◆ **TASK TO CARRY OUT**
The listing below should be copied in full, word for word.

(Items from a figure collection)
>>

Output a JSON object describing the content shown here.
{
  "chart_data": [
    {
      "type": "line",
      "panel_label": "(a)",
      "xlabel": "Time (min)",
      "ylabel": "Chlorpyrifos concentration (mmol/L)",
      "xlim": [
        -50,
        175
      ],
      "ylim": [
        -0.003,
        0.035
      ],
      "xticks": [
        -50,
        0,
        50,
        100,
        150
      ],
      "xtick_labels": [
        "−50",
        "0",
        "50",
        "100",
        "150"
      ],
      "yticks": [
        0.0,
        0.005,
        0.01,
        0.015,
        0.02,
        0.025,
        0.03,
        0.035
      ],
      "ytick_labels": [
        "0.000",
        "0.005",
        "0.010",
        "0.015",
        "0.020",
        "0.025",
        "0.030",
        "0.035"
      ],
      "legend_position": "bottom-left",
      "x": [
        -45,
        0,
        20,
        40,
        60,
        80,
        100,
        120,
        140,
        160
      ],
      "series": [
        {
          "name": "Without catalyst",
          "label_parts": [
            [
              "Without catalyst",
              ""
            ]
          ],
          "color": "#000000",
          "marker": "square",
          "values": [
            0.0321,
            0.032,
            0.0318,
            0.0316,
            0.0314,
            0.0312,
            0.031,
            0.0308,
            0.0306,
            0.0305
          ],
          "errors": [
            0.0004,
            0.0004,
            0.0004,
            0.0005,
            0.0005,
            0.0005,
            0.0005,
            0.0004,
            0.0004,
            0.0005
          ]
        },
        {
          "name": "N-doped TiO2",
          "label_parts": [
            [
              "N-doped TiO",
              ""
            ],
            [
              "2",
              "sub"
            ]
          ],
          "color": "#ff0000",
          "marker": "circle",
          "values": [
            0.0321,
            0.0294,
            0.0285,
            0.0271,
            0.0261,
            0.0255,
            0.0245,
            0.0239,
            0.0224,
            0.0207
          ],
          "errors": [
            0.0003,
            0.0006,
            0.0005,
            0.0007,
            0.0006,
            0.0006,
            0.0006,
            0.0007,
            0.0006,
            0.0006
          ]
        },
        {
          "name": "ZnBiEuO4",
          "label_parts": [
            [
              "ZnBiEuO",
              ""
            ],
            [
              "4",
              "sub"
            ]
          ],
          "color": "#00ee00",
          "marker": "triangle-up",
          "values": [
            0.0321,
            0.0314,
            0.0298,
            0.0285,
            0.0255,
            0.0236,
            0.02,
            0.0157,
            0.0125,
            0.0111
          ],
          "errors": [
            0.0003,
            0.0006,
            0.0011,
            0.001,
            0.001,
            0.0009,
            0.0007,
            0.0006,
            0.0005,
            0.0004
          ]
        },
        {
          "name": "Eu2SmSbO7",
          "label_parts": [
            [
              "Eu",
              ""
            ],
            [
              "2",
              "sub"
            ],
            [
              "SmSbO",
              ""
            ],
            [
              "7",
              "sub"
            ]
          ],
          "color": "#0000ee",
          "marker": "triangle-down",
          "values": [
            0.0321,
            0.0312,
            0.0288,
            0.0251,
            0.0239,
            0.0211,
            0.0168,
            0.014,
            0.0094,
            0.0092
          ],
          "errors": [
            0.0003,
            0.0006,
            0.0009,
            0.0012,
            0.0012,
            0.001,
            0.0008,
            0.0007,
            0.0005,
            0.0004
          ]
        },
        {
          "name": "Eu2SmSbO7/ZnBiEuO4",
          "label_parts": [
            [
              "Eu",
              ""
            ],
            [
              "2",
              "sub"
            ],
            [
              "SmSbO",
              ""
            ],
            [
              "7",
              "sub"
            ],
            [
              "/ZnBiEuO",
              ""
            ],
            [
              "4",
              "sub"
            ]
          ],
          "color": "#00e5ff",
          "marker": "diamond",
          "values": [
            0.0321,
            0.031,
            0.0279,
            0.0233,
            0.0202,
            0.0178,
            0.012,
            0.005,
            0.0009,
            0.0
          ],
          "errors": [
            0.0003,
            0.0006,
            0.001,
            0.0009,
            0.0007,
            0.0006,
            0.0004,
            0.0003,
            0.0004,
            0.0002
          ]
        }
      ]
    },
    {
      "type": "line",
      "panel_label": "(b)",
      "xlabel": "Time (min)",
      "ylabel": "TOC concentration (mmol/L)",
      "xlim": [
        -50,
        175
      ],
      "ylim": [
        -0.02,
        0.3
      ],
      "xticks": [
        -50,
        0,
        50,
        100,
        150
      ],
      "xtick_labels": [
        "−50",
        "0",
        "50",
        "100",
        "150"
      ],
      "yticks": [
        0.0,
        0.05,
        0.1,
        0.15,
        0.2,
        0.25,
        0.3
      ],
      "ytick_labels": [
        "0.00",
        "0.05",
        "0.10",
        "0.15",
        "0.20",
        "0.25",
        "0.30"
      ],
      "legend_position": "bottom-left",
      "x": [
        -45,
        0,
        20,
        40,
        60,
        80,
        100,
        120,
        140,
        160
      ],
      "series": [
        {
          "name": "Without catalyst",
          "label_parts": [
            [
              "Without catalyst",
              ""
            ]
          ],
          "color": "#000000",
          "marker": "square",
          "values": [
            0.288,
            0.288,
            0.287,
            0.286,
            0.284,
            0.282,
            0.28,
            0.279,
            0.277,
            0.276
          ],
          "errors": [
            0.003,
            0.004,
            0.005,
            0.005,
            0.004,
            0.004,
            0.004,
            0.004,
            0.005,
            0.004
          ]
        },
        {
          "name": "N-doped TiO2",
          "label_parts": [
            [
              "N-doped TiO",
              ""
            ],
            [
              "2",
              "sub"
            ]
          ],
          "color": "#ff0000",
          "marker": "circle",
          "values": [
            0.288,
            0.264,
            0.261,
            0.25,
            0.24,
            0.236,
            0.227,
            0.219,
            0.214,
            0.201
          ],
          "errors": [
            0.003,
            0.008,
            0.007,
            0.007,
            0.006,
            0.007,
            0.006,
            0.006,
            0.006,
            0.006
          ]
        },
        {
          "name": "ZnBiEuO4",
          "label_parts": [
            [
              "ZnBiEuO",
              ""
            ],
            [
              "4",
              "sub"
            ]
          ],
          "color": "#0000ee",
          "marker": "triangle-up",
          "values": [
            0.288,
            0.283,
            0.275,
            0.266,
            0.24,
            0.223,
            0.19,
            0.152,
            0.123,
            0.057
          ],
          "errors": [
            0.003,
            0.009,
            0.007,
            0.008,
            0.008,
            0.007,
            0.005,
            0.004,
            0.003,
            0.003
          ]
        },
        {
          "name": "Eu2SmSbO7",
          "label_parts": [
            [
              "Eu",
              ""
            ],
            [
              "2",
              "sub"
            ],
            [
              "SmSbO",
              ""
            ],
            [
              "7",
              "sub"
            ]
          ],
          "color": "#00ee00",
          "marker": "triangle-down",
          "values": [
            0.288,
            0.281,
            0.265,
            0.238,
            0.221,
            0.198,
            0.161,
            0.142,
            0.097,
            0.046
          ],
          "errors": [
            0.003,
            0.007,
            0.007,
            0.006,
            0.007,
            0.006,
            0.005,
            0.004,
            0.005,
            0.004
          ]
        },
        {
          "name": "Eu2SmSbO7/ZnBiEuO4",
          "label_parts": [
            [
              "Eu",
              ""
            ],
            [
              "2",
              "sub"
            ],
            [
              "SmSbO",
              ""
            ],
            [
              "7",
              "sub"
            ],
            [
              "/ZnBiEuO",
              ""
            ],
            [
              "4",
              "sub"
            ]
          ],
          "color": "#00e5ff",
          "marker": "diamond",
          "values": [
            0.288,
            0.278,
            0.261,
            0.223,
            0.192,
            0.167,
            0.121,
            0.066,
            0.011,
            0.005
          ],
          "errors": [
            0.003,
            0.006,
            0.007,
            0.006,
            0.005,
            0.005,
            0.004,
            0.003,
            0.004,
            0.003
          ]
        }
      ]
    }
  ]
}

<<

◆ **RESULT OF THE TASK**
Output a JSON object describing the content shown here.
{
  "chart_data": [
    {
      "type": "line",
      "panel_label": "(a)",
      "xlabel": "Time (min)",
      "ylabel": "Chlorpyrifos concentration (mmol/L)",
      "xlim": [
        -50,
        175
      ],
      "ylim": [
        -0.003,
        0.035
      ],
      "xticks": [
        -50,
        0,
        50,
        100,
        150
      ],
      "xtick_labels": [
        "−50",
        "0",
        "50",
        "100",
        "150"
      ],
      "yticks": [
        0.0,
        0.005,
        0.01,
        0.015,
        0.02,
        0.025,
        0.03,
        0.035
      ],
      "ytick_labels": [
        "0.000",
        "0.005",
        "0.010",
        "0.015",
        "0.020",
        "0.025",
        "0.030",
        "0.035"
      ],
      "legend_position": "bottom-left",
      "x": [
        -45,
        0,
        20,
        40,
        60,
        80,
        100,
        120,
        140,
        160
      ],
      "series": [
        {
          "name": "Without catalyst",
          "label_parts": [
            [
              "Without catalyst",
              ""
            ]
          ],
          "color": "#000000",
          "marker": "square",
          "values": [
            0.0321,
            0.032,
            0.0318,
            0.0316,
            0.0314,
            0.0312,
            0.031,
            0.0308,
            0.0306,
            0.0305
          ],
          "errors": [
            0.0004,
            0.0004,
            0.0004,
            0.0005,
            0.0005,
            0.0005,
            0.0005,
            0.0004,
            0.0004,
            0.0005
          ]
        },
        {
          "name": "N-doped TiO2",
          "label_parts": [
            [
              "N-doped TiO",
              ""
            ],
            [
              "2",
              "sub"
            ]
          ],
          "color": "#ff0000",
          "marker": "circle",
          "values": [
            0.0321,
            0.0294,
            0.0285,
            0.0271,
            0.0261,
            0.0255,
            0.0245,
            0.0239,
            0.0224,
            0.0207
          ],
          "errors": [
            0.0003,
            0.0006,
            0.0005,
            0.0007,
            0.0006,
            0.0006,
            0.0006,
            0.0007,
            0.0006,
            0.0006
          ]
        },
        {
          "name": "ZnBiEuO4",
          "label_parts": [
            [
              "ZnBiEuO",
              ""
            ],
            [
              "4",
              "sub"
            ]
          ],
          "color": "#00ee00",
          "marker": "triangle-up",
          "values": [
            0.0321,
            0.0314,
            0.0298,
            0.0285,
            0.0255,
            0.0236,
            0.02,
            0.0157,
            0.0125,
            0.0111
          ],
          "errors": [
            0.0003,
            0.0006,
            0.0011,
            0.001,
            0.001,
            0.0009,
            0.0007,
            0.0006,
            0.0005,
            0.0004
          ]
        },
        {
          "name": "Eu2SmSbO7",
          "label_parts": [
            [
              "Eu",
              ""
            ],
            [
              "2",
              "sub"
            ],
            [
              "SmSbO",
              ""
            ],
            [
              "7",
              "sub"
            ]
          ],
          "color": "#0000ee",
          "marker": "triangle-down",
          "values": [
            0.0321,
            0.0312,
            0.0288,
            0.0251,
            0.0239,
            0.0211,
            0.0168,
            0.014,
            0.0094,
            0.0092
          ],
          "errors": [
            0.0003,
            0.0006,
            0.0009,
            0.0012,
            0.0012,
            0.001,
            0.0008,
            0.0007,
            0.0005,
            0.0004
          ]
        },
        {
          "name": "Eu2SmSbO7/ZnBiEuO4",
          "label_parts": [
            [
              "Eu",
              ""
            ],
            [
              "2",
              "sub"
            ],
            [
              "SmSbO",
              ""
            ],
            [
              "7",
              "sub"
            ],
            [
              "/ZnBiEuO",
              ""
            ],
            [
              "4",
              "sub"
            ]
          ],
          "color": "#00e5ff",
          "marker": "diamond",
          "values": [
            0.0321,
            0.031,
            0.0279,
            0.0233,
            0.0202,
            0.0178,
            0.012,
            0.005,
            0.0009,
            0.0
          ],
          "errors": [
            0.0003,
            0.0006,
            0.001,
            0.0009,
            0.0007,
            0.0006,
            0.0004,
            0.0003,
            0.0004,
            0.0002
          ]
        }
      ]
    },
    {
      "type": "line",
      "panel_label": "(b)",
      "xlabel": "Time (min)",
      "ylabel": "TOC concentration (mmol/L)",
      "xlim": [
        -50,
        175
      ],
      "ylim": [
        -0.02,
        0.3
      ],
      "xticks": [
        -50,
        0,
        50,
        100,
        150
      ],
      "xtick_labels": [
        "−50",
        "0",
        "50",
        "100",
        "150"
      ],
      "yticks": [
        0.0,
        0.05,
        0.1,
        0.15,
        0.2,
        0.25,
        0.3
      ],
      "ytick_labels": [
        "0.00",
        "0.05",
        "0.10",
        "0.15",
        "0.20",
        "0.25",
        "0.30"
      ],
      "legend_position": "bottom-left",
      "x": [
        -45,
        0,
        20,
        40,
        60,
        80,
        100,
        120,
        140,
        160
      ],
      "series": [
        {
          "name": "Without catalyst",
          "label_parts": [
            [
              "Without catalyst",
              ""
            ]
          ],
          "color": "#000000",
          "marker": "square",
          "values": [
            0.288,
            0.288,
            0.287,
            0.286,
            0.284,
            0.282,
            0.28,
            0.279,
            0.277,
            0.276
          ],
          "errors": [
            0.003,
            0.004,
            0.005,
            0.005,
            0.004,
            0.004,
            0.004,
            0.004,
            0.005,
            0.004
          ]
        },
        {
          "name": "N-doped TiO2",
          "label_parts": [
            [
              "N-doped TiO",
              ""
            ],
            [
              "2",
              "sub"
            ]
          ],
          "color": "#ff0000",
          "marker": "circle",
          "values": [
            0.288,
            0.264,
            0.261,
            0.25,
            0.24,
            0.236,
            0.227,
            0.219,
            0.214,
            0.201
          ],
          "errors": [
            0.003,
            0.008,
            0.007,
            0.007,
            0.006,
            0.007,
            0.006,
            0.006,
            0.006,
            0.006
          ]
        },
        {
          "name": "ZnBiEuO4",
          "label_parts": [
            [
              "ZnBiEuO",
              ""
            ],
            [
              "4",
              "sub"
            ]
          ],
          "color": "#0000ee",
          "marker": "triangle-up",
          "values": [
            0.288,
            0.283,
            0.275,
            0.266,
            0.24,
            0.223,
            0.19,
            0.152,
            0.123,
            0.057
          ],
          "errors": [
            0.003,
            0.009,
            0.007,
            0.008,
            0.008,
            0.007,
            0.005,
            0.004,
            0.003,
            0.003
          ]
        },
        {
          "name": "Eu2SmSbO7",
          "label_parts": [
            [
              "Eu",
              ""
            ],
            [
              "2",
              "sub"
            ],
            [
              "SmSbO",
              ""
            ],
            [
              "7",
              "sub"
            ]
          ],
          "color": "#00ee00",
          "marker": "triangle-down",
          "values": [
            0.288,
            0.281,
            0.265,
            0.238,
            0.221,
            0.198,
            0.161,
            0.142,
            0.097,
            0.046
          ],
          "errors": [
            0.003,
            0.007,
            0.007,
            0.006,
            0.007,
            0.006,
            0.005,
            0.004,
            0.005,
            0.004
          ]
        },
        {
          "name": "Eu2SmSbO7/ZnBiEuO4",
          "label_parts": [
            [
              "Eu",
              ""
            ],
            [
              "2",
              "sub"
            ],
            [
              "SmSbO",
              ""
            ],
            [
              "7",
              "sub"
            ],
            [
              "/ZnBiEuO",
              ""
            ],
            [
              "4",
              "sub"
            ]
          ],
          "color": "#00e5ff",
          "marker": "diamond",
          "values": [
            0.288,
            0.278,
            0.261,
            0.223,
            0.192,
            0.167,
            0.121,
            0.066,
            0.011,
            0.005
          ],
          "errors": [
            0.003,
            0.006,
            0.007,
            0.006,
            0.005,
            0.005,
            0.004,
            0.003,
            0.004,
            0.003
          ]
        }
      ]
    }
  ]
}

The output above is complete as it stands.